▶ [Things to do]
**1)** Name every column heading in the desired summary table that the R grouping question shows.
**2)** Please continue the R grouping question, picking up after its final sentence.

Reputation: 154
I have data which I want to group by one column and then summarise with means and counts by group for multiple columns. Some example data (my data has more columns and groups to be summarised):
df <- data.frame(
group = c("A", "A", "B", "B", "B", "B"),
var1 = c(623.3, 515.2, 611.0, 729.0, NA, 911.5),
var2 = c(42, 28, 43, 51, 26, 64),
stringsAsFactors = FALSE
)
print(df)
group var1 var2
1 A 623.30 42
2 A 515.20 28
3 B 611.00 43
4 B 729.00 51
5 B NA 26
6 B 911.5 64
I want a summary table grouped by group
which has means and counts for the other variables, with NAs ignored. It should look something like this:
group mean.var1 count.var1 mean.var2 count.var2
1 A 569.25 2 35 2
2 B 750.5 3 46 4
This is the preferable order, although variable names aren't important as long as it's obvious which variable and which function (mean or count) it refers to. Decimal places aren't important either.

▶ [Data for analysis]
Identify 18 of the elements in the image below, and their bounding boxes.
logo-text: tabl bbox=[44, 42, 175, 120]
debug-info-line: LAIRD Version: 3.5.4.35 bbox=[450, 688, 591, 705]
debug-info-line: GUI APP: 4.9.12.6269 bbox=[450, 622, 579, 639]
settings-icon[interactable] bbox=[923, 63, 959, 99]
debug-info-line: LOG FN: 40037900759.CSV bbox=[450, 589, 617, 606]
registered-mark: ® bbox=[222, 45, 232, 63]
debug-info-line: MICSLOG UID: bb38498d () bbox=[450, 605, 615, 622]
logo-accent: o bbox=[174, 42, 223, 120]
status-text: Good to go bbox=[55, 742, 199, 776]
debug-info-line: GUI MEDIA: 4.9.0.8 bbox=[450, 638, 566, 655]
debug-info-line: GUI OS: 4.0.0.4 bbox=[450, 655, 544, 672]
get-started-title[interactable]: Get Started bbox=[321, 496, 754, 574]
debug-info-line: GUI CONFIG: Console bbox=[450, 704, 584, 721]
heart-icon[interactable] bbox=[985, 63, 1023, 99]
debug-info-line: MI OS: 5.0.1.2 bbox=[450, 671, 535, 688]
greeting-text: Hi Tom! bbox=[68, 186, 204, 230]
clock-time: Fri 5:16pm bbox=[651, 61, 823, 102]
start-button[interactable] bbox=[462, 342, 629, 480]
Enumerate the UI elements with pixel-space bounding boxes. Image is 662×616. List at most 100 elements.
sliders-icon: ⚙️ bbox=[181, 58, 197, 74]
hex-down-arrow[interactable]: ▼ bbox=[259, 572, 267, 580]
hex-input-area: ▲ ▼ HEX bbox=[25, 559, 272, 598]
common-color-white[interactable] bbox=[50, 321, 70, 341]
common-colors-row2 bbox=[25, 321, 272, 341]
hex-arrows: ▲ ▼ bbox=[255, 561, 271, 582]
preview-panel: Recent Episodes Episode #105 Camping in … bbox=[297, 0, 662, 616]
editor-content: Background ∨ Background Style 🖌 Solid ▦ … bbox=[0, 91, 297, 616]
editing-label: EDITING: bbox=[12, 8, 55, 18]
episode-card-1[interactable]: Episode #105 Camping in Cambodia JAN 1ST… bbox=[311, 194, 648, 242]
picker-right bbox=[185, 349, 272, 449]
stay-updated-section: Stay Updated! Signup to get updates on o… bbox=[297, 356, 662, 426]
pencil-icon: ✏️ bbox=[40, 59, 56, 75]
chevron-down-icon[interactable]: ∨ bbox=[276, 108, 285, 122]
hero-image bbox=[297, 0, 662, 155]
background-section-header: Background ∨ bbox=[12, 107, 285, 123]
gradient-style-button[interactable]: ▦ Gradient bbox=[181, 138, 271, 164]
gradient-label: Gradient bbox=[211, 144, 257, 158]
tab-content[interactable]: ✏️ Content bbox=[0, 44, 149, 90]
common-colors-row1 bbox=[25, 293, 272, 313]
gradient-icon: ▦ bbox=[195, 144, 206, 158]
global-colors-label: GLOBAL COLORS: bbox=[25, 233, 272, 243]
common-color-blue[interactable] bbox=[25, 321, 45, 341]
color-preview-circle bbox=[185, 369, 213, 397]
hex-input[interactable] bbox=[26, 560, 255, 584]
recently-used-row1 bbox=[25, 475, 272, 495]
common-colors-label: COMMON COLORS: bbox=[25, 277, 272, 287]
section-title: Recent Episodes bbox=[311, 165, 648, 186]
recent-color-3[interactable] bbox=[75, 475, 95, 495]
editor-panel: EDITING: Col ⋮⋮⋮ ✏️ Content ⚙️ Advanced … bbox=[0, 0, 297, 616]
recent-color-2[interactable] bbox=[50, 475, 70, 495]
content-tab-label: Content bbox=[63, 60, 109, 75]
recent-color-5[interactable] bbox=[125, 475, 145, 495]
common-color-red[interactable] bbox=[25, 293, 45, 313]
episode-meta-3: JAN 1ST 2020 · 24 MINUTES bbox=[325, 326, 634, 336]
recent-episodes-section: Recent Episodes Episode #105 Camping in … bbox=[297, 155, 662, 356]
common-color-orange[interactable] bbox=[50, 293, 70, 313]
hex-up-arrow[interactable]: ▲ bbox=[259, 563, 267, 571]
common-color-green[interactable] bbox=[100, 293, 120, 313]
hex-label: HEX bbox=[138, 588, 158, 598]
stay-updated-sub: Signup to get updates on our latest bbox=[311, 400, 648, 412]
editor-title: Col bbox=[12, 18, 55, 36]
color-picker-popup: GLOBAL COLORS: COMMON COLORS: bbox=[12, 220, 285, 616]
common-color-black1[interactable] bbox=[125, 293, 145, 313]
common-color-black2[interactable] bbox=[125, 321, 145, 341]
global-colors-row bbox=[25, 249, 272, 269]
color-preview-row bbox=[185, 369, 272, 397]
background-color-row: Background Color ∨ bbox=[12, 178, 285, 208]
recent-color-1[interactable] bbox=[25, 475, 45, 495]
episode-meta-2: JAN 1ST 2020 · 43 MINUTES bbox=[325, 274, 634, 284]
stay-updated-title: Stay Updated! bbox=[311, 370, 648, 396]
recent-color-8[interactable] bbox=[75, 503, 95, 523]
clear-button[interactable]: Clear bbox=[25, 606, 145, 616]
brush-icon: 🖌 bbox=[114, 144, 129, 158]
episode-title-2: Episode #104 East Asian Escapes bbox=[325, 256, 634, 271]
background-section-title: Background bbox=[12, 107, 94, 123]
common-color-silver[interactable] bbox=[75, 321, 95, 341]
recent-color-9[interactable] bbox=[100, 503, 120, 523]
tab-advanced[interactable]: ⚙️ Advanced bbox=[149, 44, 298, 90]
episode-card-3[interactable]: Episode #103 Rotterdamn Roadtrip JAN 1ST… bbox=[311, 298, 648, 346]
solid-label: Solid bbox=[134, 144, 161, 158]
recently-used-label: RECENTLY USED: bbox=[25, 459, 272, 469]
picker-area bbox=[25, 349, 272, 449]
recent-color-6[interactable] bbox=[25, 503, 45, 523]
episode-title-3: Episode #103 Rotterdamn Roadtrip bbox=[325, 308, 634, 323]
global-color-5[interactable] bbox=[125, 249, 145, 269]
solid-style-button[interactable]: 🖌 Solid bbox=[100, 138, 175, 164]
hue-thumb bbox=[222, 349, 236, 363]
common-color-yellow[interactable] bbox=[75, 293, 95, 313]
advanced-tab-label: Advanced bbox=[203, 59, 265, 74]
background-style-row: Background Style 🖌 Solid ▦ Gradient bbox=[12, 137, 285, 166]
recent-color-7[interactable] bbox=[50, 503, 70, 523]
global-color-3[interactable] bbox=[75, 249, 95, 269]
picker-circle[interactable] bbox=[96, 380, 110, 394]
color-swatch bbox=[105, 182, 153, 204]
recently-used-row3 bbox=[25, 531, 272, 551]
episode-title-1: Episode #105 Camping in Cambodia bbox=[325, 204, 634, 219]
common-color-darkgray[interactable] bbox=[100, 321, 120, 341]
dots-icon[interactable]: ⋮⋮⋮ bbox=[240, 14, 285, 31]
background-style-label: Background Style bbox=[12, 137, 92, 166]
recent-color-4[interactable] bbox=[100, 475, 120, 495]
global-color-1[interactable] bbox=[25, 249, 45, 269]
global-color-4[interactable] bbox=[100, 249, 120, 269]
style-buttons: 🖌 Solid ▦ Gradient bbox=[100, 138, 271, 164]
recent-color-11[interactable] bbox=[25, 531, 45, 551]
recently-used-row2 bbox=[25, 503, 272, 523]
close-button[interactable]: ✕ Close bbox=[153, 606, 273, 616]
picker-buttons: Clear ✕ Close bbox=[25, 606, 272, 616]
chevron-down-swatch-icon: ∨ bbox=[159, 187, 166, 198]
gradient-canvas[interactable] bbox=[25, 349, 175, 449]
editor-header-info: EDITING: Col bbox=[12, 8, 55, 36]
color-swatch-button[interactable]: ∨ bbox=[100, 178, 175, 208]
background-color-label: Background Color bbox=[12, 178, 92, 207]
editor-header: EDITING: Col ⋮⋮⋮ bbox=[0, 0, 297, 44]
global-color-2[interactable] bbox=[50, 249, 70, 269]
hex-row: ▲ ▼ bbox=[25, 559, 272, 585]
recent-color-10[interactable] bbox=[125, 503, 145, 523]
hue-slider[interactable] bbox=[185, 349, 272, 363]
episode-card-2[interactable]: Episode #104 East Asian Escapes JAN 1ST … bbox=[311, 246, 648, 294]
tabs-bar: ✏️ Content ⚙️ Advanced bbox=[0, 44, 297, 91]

▶ [Results for each task]
**1)** group, mean.var1, count.var1, mean.var2, count.var2

**2)**
Upvotes: 1
Views: 2159
Reputation: 887078
We may group by 'group' and summarise
across
the numeric columns to get the mean
and the count of non-NA (sum(!is.na
)
library(dplyr)
df %>%
group_by(group) %>%
summarise(across(where(is.numeric),
list(mean = ~ mean(.x, na.rm = TRUE), count = ~ sum(!is.na(.x)))))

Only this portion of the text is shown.